## SET TASK
Find the lines that hold the word "Federal" and return them.

Entries with figure data:
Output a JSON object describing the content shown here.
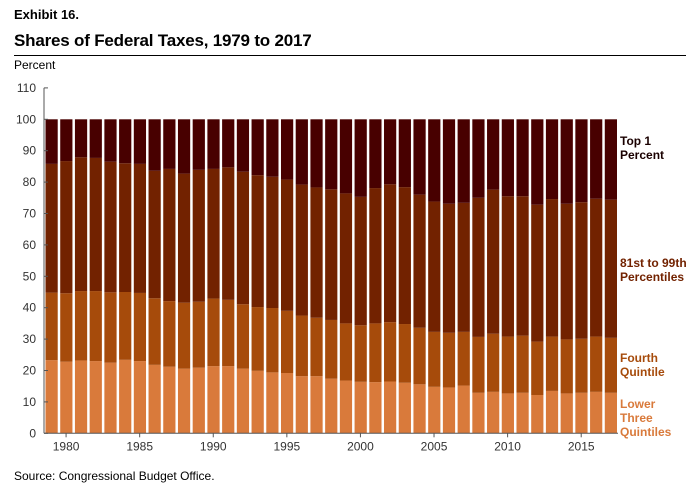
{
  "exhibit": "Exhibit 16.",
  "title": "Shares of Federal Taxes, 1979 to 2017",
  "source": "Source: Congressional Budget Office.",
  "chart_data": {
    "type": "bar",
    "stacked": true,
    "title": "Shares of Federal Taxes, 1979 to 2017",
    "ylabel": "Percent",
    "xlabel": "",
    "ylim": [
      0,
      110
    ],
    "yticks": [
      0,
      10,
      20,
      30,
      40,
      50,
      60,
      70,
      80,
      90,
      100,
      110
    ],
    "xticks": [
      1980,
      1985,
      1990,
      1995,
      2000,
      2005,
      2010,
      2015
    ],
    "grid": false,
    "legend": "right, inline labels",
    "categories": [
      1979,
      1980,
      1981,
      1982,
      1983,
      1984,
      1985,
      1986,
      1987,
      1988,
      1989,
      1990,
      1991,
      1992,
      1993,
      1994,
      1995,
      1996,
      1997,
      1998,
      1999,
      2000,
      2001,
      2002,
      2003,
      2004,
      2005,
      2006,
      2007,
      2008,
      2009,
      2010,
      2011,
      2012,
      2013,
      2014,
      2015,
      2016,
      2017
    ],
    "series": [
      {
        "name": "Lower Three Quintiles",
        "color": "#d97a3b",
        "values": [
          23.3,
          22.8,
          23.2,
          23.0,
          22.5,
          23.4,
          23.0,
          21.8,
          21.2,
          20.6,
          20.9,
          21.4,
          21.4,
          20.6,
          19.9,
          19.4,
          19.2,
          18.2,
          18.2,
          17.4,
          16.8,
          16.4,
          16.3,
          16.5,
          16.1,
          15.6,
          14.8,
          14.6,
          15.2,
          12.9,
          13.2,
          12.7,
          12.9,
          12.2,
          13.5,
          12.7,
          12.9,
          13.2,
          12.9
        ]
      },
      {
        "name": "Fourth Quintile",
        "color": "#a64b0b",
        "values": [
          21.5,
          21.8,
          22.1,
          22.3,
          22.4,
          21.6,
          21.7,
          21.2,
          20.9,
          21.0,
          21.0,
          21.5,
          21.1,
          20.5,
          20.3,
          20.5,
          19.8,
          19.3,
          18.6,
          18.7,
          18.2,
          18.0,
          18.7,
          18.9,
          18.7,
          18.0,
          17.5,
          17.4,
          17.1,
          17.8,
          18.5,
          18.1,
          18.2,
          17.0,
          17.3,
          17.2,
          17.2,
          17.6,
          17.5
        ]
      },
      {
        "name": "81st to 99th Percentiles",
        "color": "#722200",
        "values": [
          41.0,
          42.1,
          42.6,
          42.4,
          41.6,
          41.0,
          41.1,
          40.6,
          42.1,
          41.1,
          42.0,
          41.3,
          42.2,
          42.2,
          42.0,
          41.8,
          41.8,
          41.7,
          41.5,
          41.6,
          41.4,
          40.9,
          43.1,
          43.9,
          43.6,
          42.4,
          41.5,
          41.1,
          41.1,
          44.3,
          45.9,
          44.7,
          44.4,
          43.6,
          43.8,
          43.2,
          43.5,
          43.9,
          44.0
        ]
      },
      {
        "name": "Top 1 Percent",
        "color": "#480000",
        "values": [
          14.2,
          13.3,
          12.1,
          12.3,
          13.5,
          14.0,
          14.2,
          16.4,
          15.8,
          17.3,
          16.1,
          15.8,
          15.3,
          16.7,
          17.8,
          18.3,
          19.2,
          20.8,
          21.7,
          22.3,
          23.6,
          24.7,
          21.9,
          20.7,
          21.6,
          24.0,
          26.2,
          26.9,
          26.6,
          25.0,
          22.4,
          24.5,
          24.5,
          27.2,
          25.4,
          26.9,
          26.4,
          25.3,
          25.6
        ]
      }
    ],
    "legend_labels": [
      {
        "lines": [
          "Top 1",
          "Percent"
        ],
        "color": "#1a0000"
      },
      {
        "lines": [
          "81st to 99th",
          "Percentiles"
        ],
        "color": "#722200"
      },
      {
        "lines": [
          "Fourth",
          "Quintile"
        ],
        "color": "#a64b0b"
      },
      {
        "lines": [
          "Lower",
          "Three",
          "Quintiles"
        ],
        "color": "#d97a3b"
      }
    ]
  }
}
...
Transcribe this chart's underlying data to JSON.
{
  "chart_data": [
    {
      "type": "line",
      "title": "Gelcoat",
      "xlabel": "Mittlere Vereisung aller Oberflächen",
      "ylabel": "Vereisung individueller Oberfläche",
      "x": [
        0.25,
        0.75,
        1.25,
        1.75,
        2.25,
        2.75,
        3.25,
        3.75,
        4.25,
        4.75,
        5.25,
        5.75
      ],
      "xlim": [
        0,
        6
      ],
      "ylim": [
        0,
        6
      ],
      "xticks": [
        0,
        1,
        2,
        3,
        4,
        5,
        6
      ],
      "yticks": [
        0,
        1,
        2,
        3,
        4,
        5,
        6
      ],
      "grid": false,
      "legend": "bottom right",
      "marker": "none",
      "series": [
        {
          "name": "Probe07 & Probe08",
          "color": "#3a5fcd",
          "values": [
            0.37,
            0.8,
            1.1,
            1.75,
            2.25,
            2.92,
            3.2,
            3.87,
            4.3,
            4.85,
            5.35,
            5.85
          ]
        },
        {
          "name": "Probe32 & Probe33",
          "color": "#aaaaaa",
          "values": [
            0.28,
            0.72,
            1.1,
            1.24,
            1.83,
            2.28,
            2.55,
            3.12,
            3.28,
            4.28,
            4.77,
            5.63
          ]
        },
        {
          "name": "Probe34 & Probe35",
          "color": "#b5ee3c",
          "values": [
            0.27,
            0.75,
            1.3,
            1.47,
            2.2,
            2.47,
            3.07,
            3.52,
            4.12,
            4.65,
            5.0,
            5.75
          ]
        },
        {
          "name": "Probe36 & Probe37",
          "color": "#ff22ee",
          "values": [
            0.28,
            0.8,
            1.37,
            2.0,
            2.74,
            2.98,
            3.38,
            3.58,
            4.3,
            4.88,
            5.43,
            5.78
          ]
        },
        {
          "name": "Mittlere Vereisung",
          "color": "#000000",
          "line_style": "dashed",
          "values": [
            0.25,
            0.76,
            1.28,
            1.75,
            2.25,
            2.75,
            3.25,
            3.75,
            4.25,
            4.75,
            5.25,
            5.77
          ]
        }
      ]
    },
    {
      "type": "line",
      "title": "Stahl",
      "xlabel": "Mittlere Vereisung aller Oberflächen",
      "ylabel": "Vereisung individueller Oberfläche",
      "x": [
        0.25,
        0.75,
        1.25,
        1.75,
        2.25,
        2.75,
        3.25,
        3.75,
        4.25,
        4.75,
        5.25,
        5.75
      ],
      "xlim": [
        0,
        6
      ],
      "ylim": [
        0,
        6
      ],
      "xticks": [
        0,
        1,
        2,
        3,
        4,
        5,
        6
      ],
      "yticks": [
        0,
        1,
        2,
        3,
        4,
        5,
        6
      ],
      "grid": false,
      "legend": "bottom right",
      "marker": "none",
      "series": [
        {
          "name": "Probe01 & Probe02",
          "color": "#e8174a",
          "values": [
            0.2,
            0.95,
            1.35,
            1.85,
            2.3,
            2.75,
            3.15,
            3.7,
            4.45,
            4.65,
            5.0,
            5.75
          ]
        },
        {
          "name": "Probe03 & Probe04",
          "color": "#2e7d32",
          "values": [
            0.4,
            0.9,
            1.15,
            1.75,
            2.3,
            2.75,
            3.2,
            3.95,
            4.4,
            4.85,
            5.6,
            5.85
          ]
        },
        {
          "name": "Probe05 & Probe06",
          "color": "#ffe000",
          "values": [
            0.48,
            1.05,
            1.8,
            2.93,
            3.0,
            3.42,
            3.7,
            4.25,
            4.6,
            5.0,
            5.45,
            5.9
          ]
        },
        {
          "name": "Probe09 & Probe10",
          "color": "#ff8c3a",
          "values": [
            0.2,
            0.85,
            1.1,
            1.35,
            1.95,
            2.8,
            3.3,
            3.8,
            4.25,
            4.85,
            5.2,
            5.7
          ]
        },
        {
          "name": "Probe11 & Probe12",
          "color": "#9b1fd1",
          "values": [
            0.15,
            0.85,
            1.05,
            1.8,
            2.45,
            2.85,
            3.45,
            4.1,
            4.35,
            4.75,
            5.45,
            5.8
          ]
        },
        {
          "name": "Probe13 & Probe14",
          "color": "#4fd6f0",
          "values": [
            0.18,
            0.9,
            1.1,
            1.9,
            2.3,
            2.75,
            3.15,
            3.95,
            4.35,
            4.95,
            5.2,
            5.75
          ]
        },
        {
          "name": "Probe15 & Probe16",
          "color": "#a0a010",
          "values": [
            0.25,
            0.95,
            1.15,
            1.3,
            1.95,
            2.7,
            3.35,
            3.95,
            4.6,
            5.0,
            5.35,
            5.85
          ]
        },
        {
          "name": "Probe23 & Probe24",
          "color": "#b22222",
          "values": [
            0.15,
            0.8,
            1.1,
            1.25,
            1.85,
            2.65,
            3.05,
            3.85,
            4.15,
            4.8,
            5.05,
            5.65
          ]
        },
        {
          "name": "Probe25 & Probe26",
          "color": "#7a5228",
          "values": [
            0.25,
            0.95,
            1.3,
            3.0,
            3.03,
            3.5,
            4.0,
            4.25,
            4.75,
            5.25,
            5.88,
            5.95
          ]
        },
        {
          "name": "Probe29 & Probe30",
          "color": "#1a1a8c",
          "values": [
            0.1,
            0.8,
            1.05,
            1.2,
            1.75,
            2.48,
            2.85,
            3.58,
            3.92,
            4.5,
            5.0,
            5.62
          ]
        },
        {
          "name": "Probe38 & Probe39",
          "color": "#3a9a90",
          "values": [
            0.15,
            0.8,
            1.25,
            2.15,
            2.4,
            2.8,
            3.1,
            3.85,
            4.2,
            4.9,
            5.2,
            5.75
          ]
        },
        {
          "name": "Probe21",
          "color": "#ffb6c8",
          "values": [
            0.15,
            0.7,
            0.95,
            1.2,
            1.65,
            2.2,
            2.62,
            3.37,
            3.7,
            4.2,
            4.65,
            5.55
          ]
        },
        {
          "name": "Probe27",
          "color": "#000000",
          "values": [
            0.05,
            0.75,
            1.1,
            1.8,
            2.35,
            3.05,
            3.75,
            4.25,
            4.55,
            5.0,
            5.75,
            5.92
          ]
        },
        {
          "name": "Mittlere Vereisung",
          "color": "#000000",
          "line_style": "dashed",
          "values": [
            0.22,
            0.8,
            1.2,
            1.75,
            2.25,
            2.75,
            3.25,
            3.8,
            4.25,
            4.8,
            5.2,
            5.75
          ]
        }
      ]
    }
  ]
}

## RESULT FOR THIS TASK
  "title": "Shares of Federal Taxes, 1979 to 2017",
    "title": "Shares of Federal Taxes, 1979 to 2017",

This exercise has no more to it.